[Data extracted from a collection]
-------

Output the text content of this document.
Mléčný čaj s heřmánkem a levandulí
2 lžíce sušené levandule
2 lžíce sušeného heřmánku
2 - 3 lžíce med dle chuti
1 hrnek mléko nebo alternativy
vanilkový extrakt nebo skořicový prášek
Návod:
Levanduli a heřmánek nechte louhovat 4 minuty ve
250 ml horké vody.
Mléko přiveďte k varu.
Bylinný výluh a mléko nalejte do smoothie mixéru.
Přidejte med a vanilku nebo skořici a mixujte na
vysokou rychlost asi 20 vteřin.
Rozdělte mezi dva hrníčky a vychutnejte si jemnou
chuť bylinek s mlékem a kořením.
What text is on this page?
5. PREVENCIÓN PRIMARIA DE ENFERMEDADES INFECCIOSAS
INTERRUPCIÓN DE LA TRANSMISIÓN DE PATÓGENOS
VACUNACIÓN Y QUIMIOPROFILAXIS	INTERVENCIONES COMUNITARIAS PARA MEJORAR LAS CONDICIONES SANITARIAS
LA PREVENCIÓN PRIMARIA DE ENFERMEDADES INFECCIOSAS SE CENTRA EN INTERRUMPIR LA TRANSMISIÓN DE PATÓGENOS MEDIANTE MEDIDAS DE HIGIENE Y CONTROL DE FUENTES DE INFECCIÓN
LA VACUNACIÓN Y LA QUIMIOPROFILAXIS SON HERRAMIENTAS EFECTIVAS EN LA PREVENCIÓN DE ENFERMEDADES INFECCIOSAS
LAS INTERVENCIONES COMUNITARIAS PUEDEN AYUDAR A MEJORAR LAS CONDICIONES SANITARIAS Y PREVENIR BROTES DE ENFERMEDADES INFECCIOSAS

-------

- _Requirements_
Find and copy each line above that includes the string "this".

- _Result of the task_
Output the text content of this document.
What text is on this page?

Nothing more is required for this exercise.